--- Start of Dataset extract ---
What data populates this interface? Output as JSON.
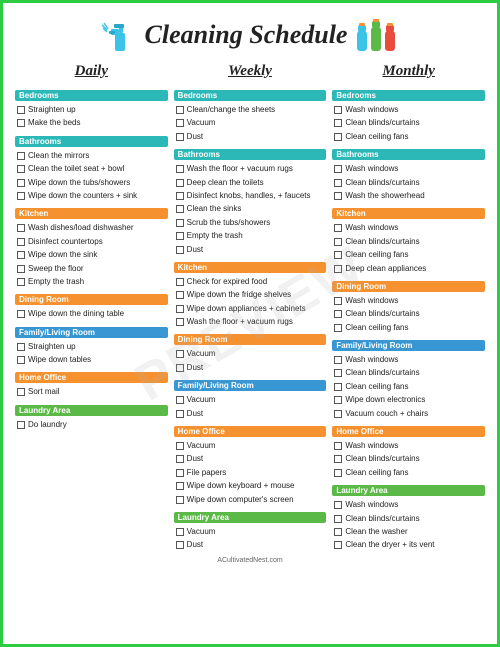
{
  "header": {
    "title": "Cleaning Schedule",
    "footer": "ACultivatedNest.com"
  },
  "watermark": "PREVIEW",
  "columns": [
    {
      "title": "Daily",
      "sections": [
        {
          "label": "Bedrooms",
          "color": "bg-teal",
          "tasks": [
            "Straighten up",
            "Make the beds"
          ]
        },
        {
          "label": "Bathrooms",
          "color": "bg-teal",
          "tasks": [
            "Clean the mirrors",
            "Clean the toilet seat + bowl",
            "Wipe down the tubs/showers",
            "Wipe down the counters + sink"
          ]
        },
        {
          "label": "Kitchen",
          "color": "bg-orange",
          "tasks": [
            "Wash dishes/load dishwasher",
            "Disinfect countertops",
            "Wipe down the sink",
            "Sweep the floor",
            "Empty the trash"
          ]
        },
        {
          "label": "Dining Room",
          "color": "bg-orange",
          "tasks": [
            "Wipe down the dining table"
          ]
        },
        {
          "label": "Family/Living Room",
          "color": "bg-blue",
          "tasks": [
            "Straighten up",
            "Wipe down tables"
          ]
        },
        {
          "label": "Home Office",
          "color": "bg-orange",
          "tasks": [
            "Sort mail"
          ]
        },
        {
          "label": "Laundry Area",
          "color": "bg-green",
          "tasks": [
            "Do laundry"
          ]
        }
      ]
    },
    {
      "title": "Weekly",
      "sections": [
        {
          "label": "Bedrooms",
          "color": "bg-teal",
          "tasks": [
            "Clean/change the sheets",
            "Vacuum",
            "Dust"
          ]
        },
        {
          "label": "Bathrooms",
          "color": "bg-teal",
          "tasks": [
            "Wash the floor + vacuum rugs",
            "Deep clean the toilets",
            "Disinfect knobs, handles, + faucets",
            "Clean the sinks",
            "Scrub the tubs/showers",
            "Empty the trash",
            "Dust"
          ]
        },
        {
          "label": "Kitchen",
          "color": "bg-orange",
          "tasks": [
            "Check for expired food",
            "Wipe down the fridge shelves",
            "Wipe down appliances + cabinets",
            "Wash the floor + vacuum rugs"
          ]
        },
        {
          "label": "Dining Room",
          "color": "bg-orange",
          "tasks": [
            "Vacuum",
            "Dust"
          ]
        },
        {
          "label": "Family/Living Room",
          "color": "bg-blue",
          "tasks": [
            "Vacuum",
            "Dust"
          ]
        },
        {
          "label": "Home Office",
          "color": "bg-orange",
          "tasks": [
            "Vacuum",
            "Dust",
            "File papers",
            "Wipe down keyboard + mouse",
            "Wipe down computer's screen"
          ]
        },
        {
          "label": "Laundry Area",
          "color": "bg-green",
          "tasks": [
            "Vacuum",
            "Dust"
          ]
        }
      ]
    },
    {
      "title": "Monthly",
      "sections": [
        {
          "label": "Bedrooms",
          "color": "bg-teal",
          "tasks": [
            "Wash windows",
            "Clean blinds/curtains",
            "Clean ceiling fans"
          ]
        },
        {
          "label": "Bathrooms",
          "color": "bg-teal",
          "tasks": [
            "Wash windows",
            "Clean blinds/curtains",
            "Wash the showerhead"
          ]
        },
        {
          "label": "Kitchen",
          "color": "bg-orange",
          "tasks": [
            "Wash windows",
            "Clean blinds/curtains",
            "Clean ceiling fans",
            "Deep clean appliances"
          ]
        },
        {
          "label": "Dining Room",
          "color": "bg-orange",
          "tasks": [
            "Wash windows",
            "Clean blinds/curtains",
            "Clean ceiling fans"
          ]
        },
        {
          "label": "Family/Living Room",
          "color": "bg-blue",
          "tasks": [
            "Wash windows",
            "Clean blinds/curtains",
            "Clean ceiling fans",
            "Wipe down electronics",
            "Vacuum couch + chairs"
          ]
        },
        {
          "label": "Home Office",
          "color": "bg-orange",
          "tasks": [
            "Wash windows",
            "Clean blinds/curtains",
            "Clean ceiling fans"
          ]
        },
        {
          "label": "Laundry Area",
          "color": "bg-green",
          "tasks": [
            "Wash windows",
            "Clean blinds/curtains",
            "Clean the washer",
            "Clean the dryer + its vent"
          ]
        }
      ]
    }
  ]
}
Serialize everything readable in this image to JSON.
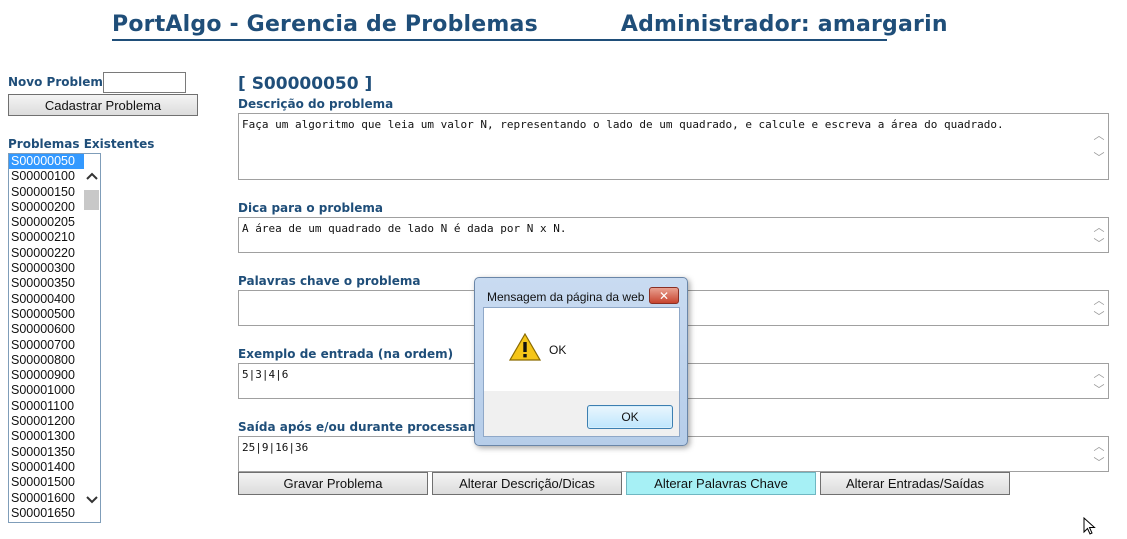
{
  "header": {
    "title": "PortAlgo - Gerencia de Problemas",
    "admin": "Administrador: amargarin"
  },
  "sidebar": {
    "new_problem_label": "Novo Problema",
    "new_problem_value": "",
    "register_button": "Cadastrar Problema",
    "existing_label": "Problemas Existentes",
    "problems": [
      "S00000050",
      "S00000100",
      "S00000150",
      "S00000200",
      "S00000205",
      "S00000210",
      "S00000220",
      "S00000300",
      "S00000350",
      "S00000400",
      "S00000500",
      "S00000600",
      "S00000700",
      "S00000800",
      "S00000900",
      "S00001000",
      "S00001100",
      "S00001200",
      "S00001300",
      "S00001350",
      "S00001400",
      "S00001500",
      "S00001600",
      "S00001650"
    ],
    "selected": "S00000050"
  },
  "main": {
    "problem_id": "[ S00000050 ]",
    "description_label": "Descrição do problema",
    "description_value": "Faça um algoritmo que leia um valor N, representando o lado de um quadrado, e calcule e escreva a área do quadrado.",
    "hint_label": "Dica para o problema",
    "hint_value": "A área de um quadrado de lado N é dada por N x N.",
    "keywords_label": "Palavras chave o problema",
    "keywords_value": "",
    "input_label": "Exemplo de entrada (na ordem)",
    "input_value": "5|3|4|6",
    "output_label": "Saída após e/ou durante processamento",
    "output_value": "25|9|16|36"
  },
  "actions": {
    "save": "Gravar Problema",
    "edit_desc": "Alterar Descrição/Dicas",
    "edit_keywords": "Alterar Palavras Chave",
    "edit_io": "Alterar Entradas/Saídas"
  },
  "dialog": {
    "title": "Mensagem da página da web",
    "message": "OK",
    "ok_button": "OK",
    "close_glyph": "✕",
    "icon": "warning-icon"
  },
  "colors": {
    "heading": "#1f4e79",
    "selection": "#3399ff",
    "active_button": "#a6f0f5"
  }
}
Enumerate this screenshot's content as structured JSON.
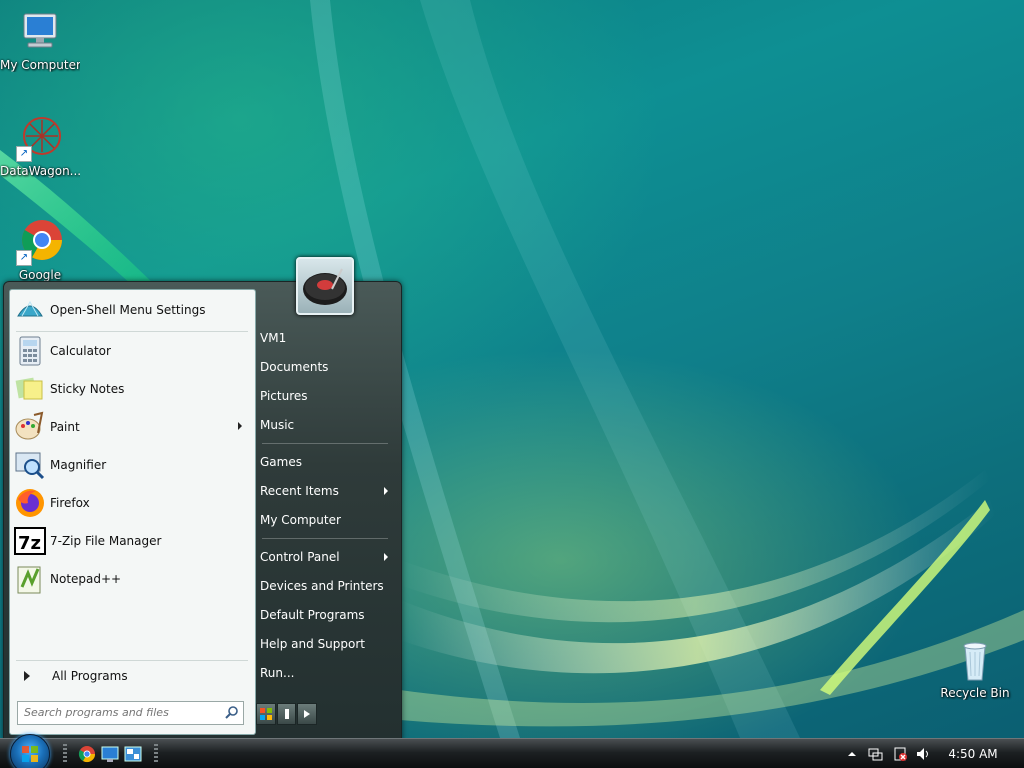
--- End of Dataset extract ---
Copy each line of the preceding data that contains the string "Deep".

            "Deep clean the toilets",
            "Deep clean appliances"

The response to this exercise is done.